YOUR TASK
Identify and pull out each line of the entries in which "analysis" occurs.

[Begin SOURCE MATERIAL]

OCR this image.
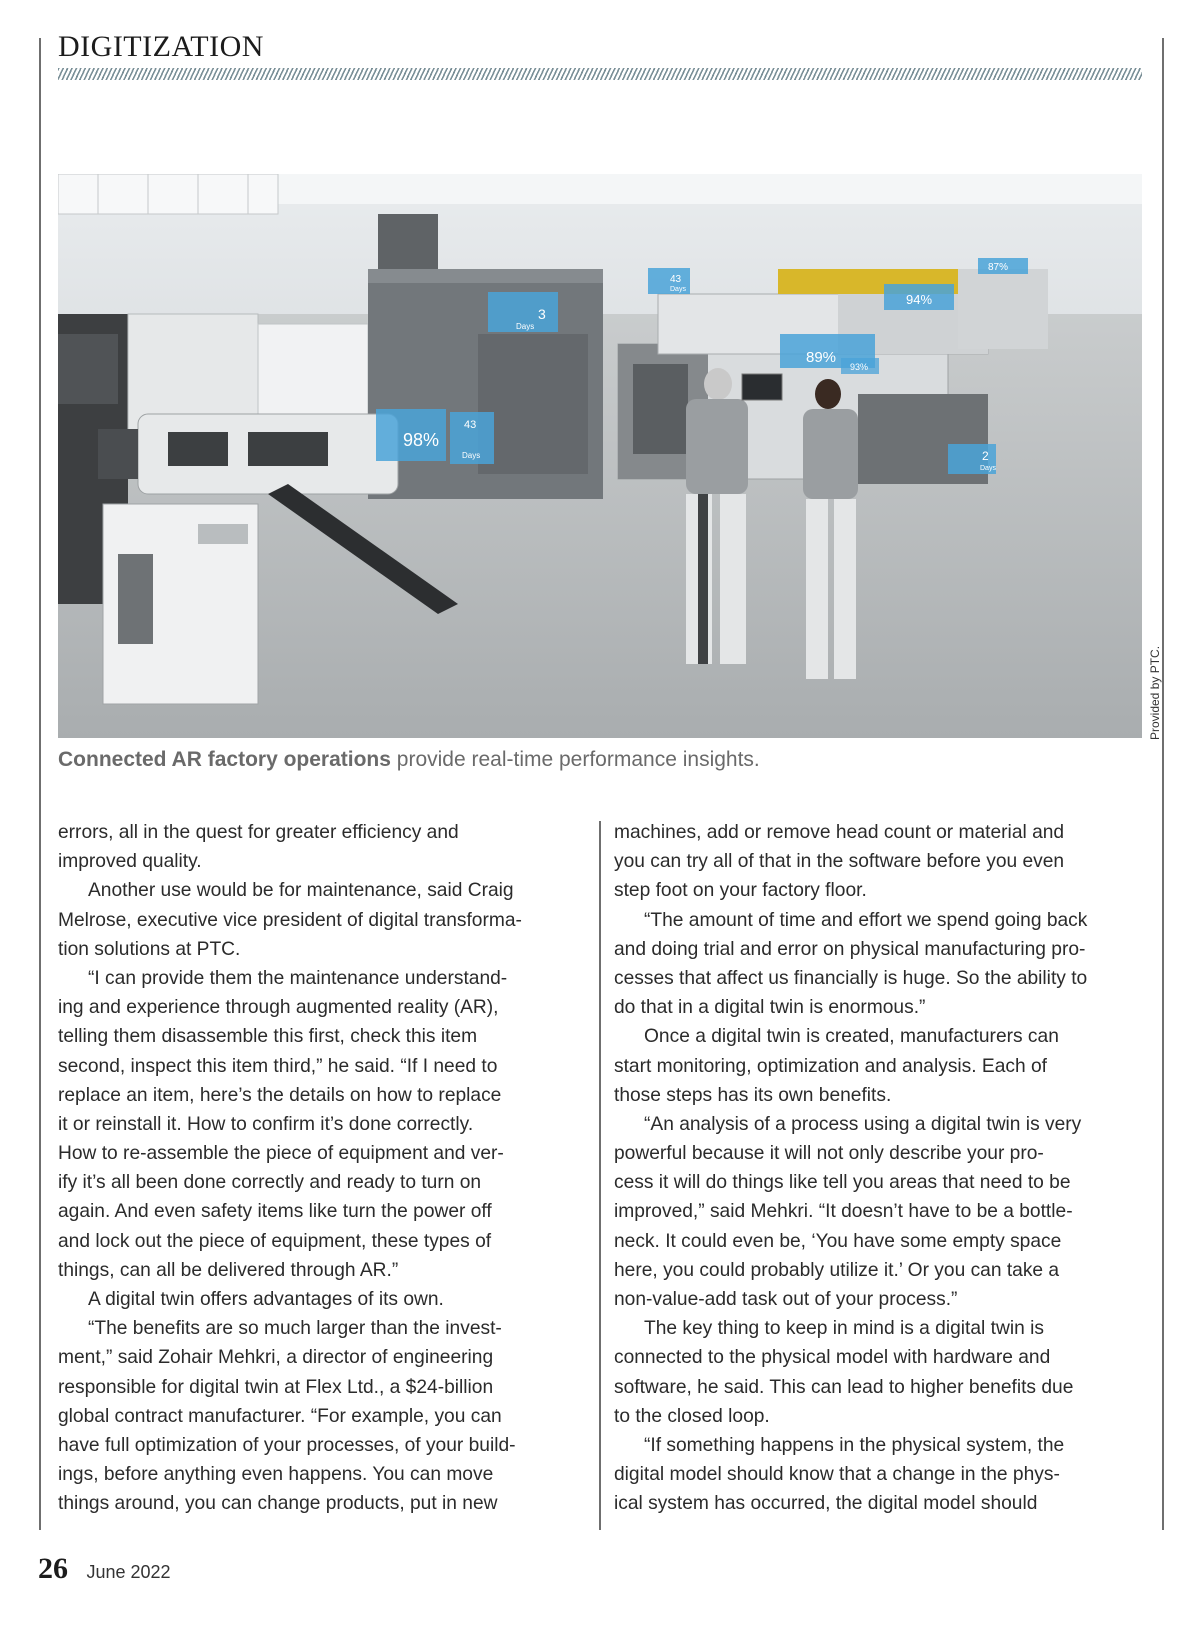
DIGITIZATION
3
Days
43
Days
94%
87%
89%
93%
98%
43
Days	2
Days
Provided by PTC.
Connected AR factory operations provide real-time performance insights.
errors, all in the quest for greater efficiency and
improved quality.
Another use would be for maintenance, said Craig
Melrose, executive vice president of digital transforma-
tion solutions at PTC.
“I can provide them the maintenance understand-
ing and experience through augmented reality (AR),
telling them disassemble this first, check this item
second, inspect this item third,” he said. “If I need to
replace an item, here’s the details on how to replace
it or reinstall it. How to confirm it’s done correctly.
How to re-assemble the piece of equipment and ver-
ify it’s all been done correctly and ready to turn on
again. And even safety items like turn the power off
and lock out the piece of equipment, these types of
things, can all be delivered through AR.”
A digital twin offers advantages of its own.
“The benefits are so much larger than the invest-
ment,” said Zohair Mehkri, a director of engineering
responsible for digital twin at Flex Ltd., a $24-billion
global contract manufacturer. “For example, you can
have full optimization of your processes, of your build-
ings, before anything even happens. You can move
things around, you can change products, put in new
machines, add or remove head count or material and
you can try all of that in the software before you even
step foot on your factory floor.
“The amount of time and effort we spend going back
and doing trial and error on physical manufacturing pro-
cesses that affect us financially is huge. So the ability to
do that in a digital twin is enormous.”
Once a digital twin is created, manufacturers can
start monitoring, optimization and analysis. Each of
those steps has its own benefits.
“An analysis of a process using a digital twin is very
powerful because it will not only describe your pro-
cess it will do things like tell you areas that need to be
improved,” said Mehkri. “It doesn’t have to be a bottle-
neck. It could even be, ‘You have some empty space
here, you could probably utilize it.’ Or you can take a
non-value-add task out of your process.”
The key thing to keep in mind is a digital twin is
connected to the physical model with hardware and
software, he said. This can lead to higher benefits due
to the closed loop.
“If something happens in the physical system, the
digital model should know that a change in the phys-
ical system has occurred, the digital model should
26 June 2022
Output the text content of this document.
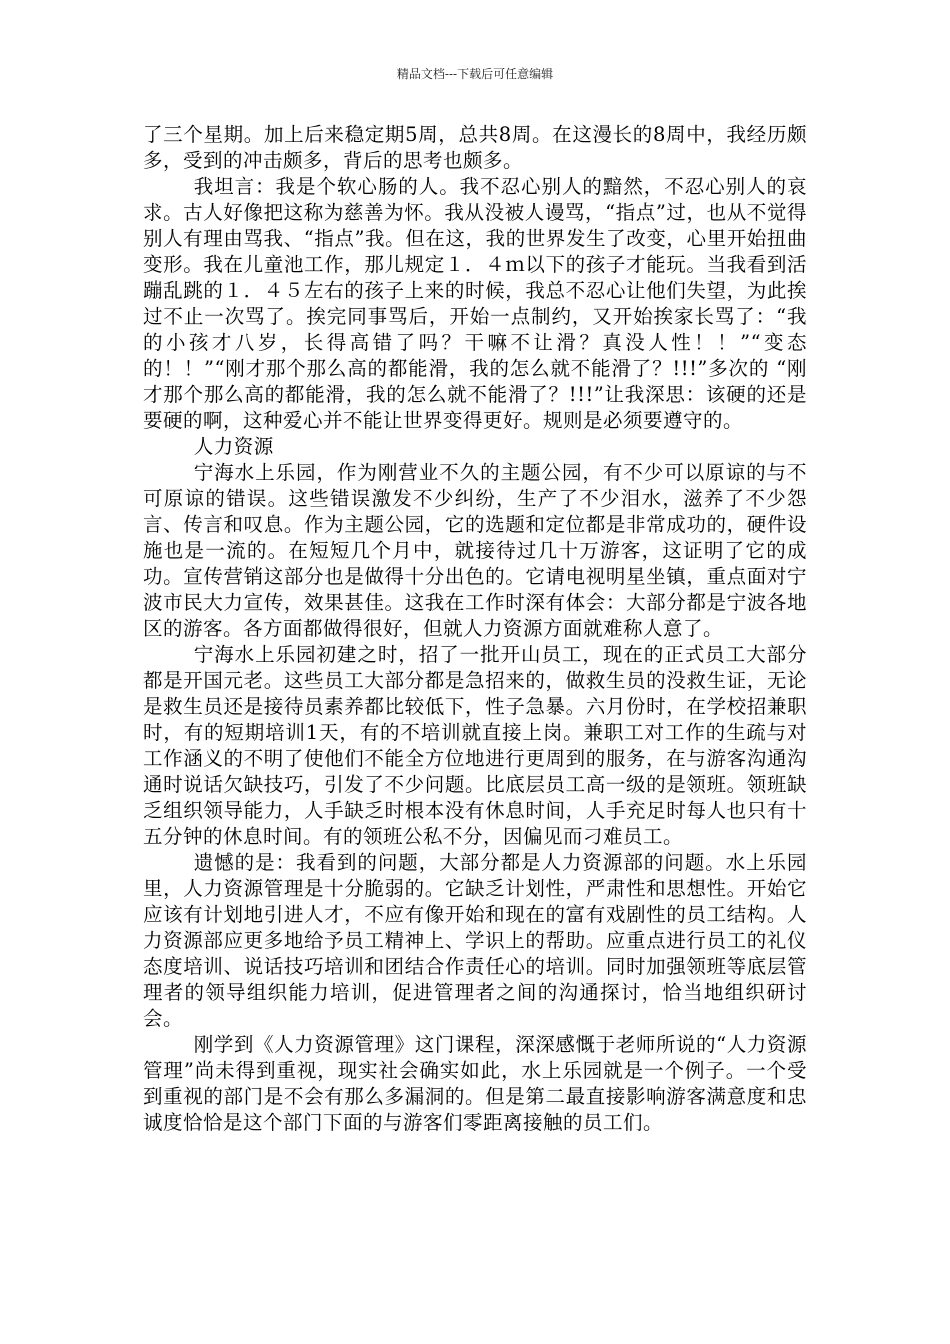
精品文档---下载后可任意编辑

了三个星期。加上后来稳定期5周，总共8周。在这漫长的8周中，我经历颇多，受到的冲击颇多，背后的思考也颇多。

我坦言：我是个软心肠的人。我不忍心别人的黯然，不忍心别人的哀求。古人好像把这称为慈善为怀。我从没被人谩骂，“指点”过，也从不觉得别人有理由骂我、“指点”我。但在这，我的世界发生了改变，心里开始扭曲变形。我在儿童池工作，那儿规定１．４ｍ以下的孩子才能玩。当我看到活蹦乱跳的１．４５左右的孩子上来的时候，我总不忍心让他们失望，为此挨过不止一次骂了。挨完同事骂后，开始一点制约，又开始挨家长骂了：“我的小孩才八岁，长得高错了吗？干嘛不让滑？真没人性！！”“变态的！！”“刚才那个那么高的都能滑，我的怎么就不能滑了？!!!”多次的 “刚才那个那么高的都能滑，我的怎么就不能滑了？!!!”让我深思：该硬的还是要硬的啊，这种爱心并不能让世界变得更好。规则是必须要遵守的。

人力资源

宁海水上乐园，作为刚营业不久的主题公园，有不少可以原谅的与不可原谅的错误。这些错误激发不少纠纷，生产了不少泪水，滋养了不少怨言、传言和叹息。作为主题公园，它的选题和定位都是非常成功的，硬件设施也是一流的。在短短几个月中，就接待过几十万游客，这证明了它的成功。宣传营销这部分也是做得十分出色的。它请电视明星坐镇，重点面对宁波市民大力宣传，效果甚佳。这我在工作时深有体会：大部分都是宁波各地区的游客。各方面都做得很好，但就人力资源方面就难称人意了。

宁海水上乐园初建之时，招了一批开山员工，现在的正式员工大部分都是开国元老。这些员工大部分都是急招来的，做救生员的没救生证，无论是救生员还是接待员素养都比较低下，性子急暴。六月份时，在学校招兼职时，有的短期培训1天，有的不培训就直接上岗。兼职工对工作的生疏与对工作涵义的不明了使他们不能全方位地进行更周到的服务，在与游客沟通沟通时说话欠缺技巧，引发了不少问题。比底层员工高一级的是领班。领班缺乏组织领导能力，人手缺乏时根本没有休息时间，人手充足时每人也只有十五分钟的休息时间。有的领班公私不分，因偏见而刁难员工。

遗憾的是：我看到的问题，大部分都是人力资源部的问题。水上乐园里，人力资源管理是十分脆弱的。它缺乏计划性，严肃性和思想性。开始它应该有计划地引进人才，不应有像开始和现在的富有戏剧性的员工结构。人力资源部应更多地给予员工精神上、学识上的帮助。应重点进行员工的礼仪态度培训、说话技巧培训和团结合作责任心的培训。同时加强领班等底层管理者的领导组织能力培训，促进管理者之间的沟通探讨，恰当地组织研讨会。

刚学到《人力资源管理》这门课程，深深感慨于老师所说的“人力资源管理”尚未得到重视，现实社会确实如此，水上乐园就是一个例子。一个受到重视的部门是不会有那么多漏洞的。但是第二最直接影响游客满意度和忠诚度恰恰是这个部门下面的与游客们零距离接触的员工们。
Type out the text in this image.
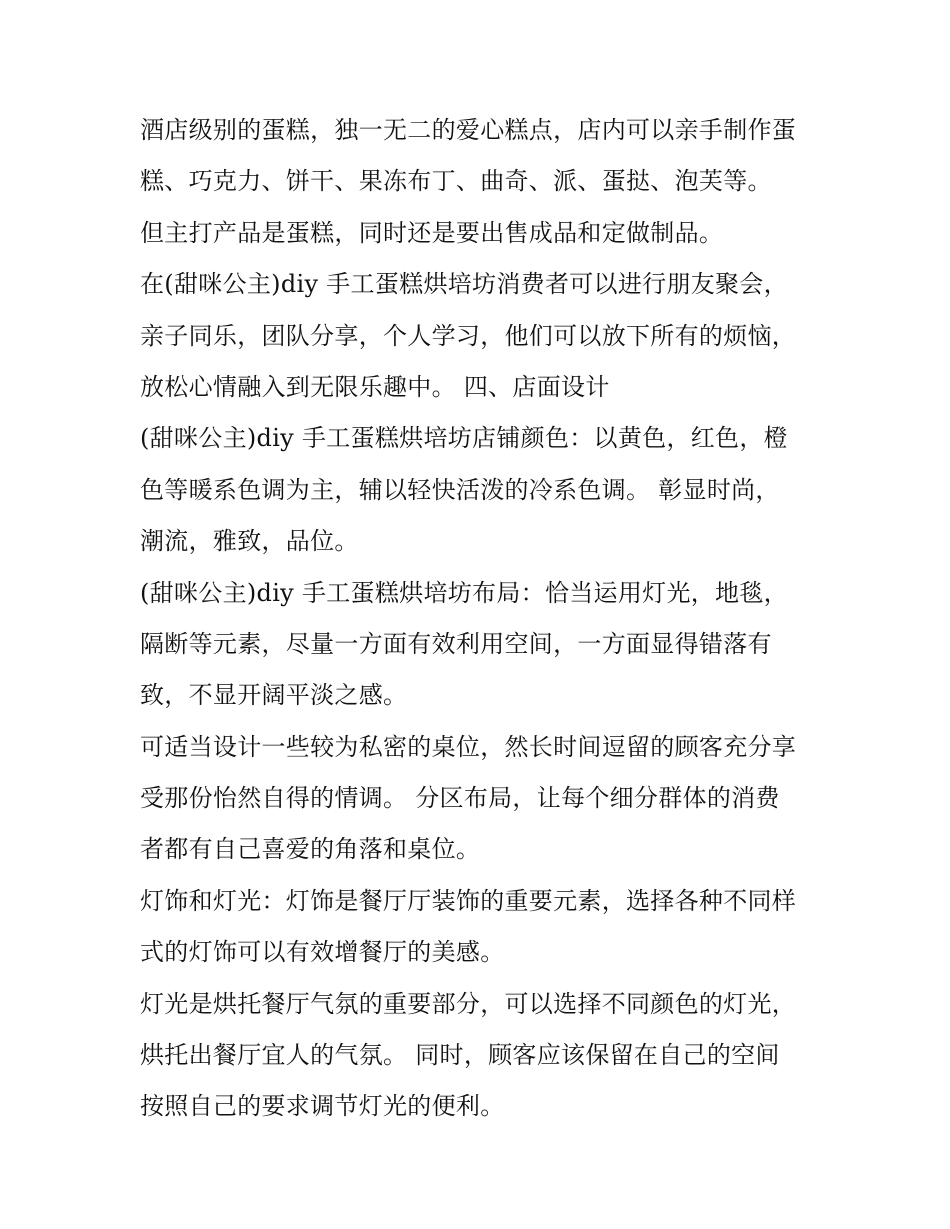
酒店级别的蛋糕，独一无二的爱心糕点，店内可以亲手制作蛋
糕、巧克力、饼干、果冻布丁、曲奇、派、蛋挞、泡芙等。
但主打产品是蛋糕，同时还是要出售成品和定做制品。
在(甜咪公主)diy 手工蛋糕烘培坊消费者可以进行朋友聚会，
亲子同乐，团队分享，个人学习，他们可以放下所有的烦恼，
放松心情融入到无限乐趣中。 四、店面设计
(甜咪公主)diy 手工蛋糕烘培坊店铺颜色：以黄色，红色，橙
色等暖系色调为主，辅以轻快活泼的冷系色调。 彰显时尚，
潮流，雅致，品位。
(甜咪公主)diy 手工蛋糕烘培坊布局：恰当运用灯光，地毯，
隔断等元素，尽量一方面有效利用空间，一方面显得错落有
致，不显开阔平淡之感。
可适当设计一些较为私密的桌位，然长时间逗留的顾客充分享
受那份怡然自得的情调。 分区布局，让每个细分群体的消费
者都有自己喜爱的角落和桌位。
灯饰和灯光：灯饰是餐厅厅装饰的重要元素，选择各种不同样
式的灯饰可以有效增餐厅的美感。
灯光是烘托餐厅气氛的重要部分，可以选择不同颜色的灯光，
烘托出餐厅宜人的气氛。 同时，顾客应该保留在自己的空间
按照自己的要求调节灯光的便利。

[End SOURCE MATERIAL]

TASK RESULT
start monitoring, optimization and analysis. Each of
“An analysis of a process using a digital twin is very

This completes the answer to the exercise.